Your task
The records that follow need to be output exactly as they are.

Data supplied
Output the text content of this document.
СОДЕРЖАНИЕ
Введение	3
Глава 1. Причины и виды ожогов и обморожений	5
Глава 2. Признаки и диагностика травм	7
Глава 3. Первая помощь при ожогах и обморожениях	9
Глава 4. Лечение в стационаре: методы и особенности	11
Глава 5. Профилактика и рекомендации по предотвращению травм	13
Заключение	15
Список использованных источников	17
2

Expected answer
Output the text content of this document.
СОДЕРЖАНИЕ
Введение	3
Глава 1. Причины и виды ожогов и обморожений	5
Глава 2. Признаки и диагностика травм	7
Глава 3. Первая помощь при ожогах и обморожениях	9
Глава 4. Лечение в стационаре: методы и особенности	11
Глава 5. Профилактика и рекомендации по предотвращению травм	13
Заключение	15
Список использованных источников	17
2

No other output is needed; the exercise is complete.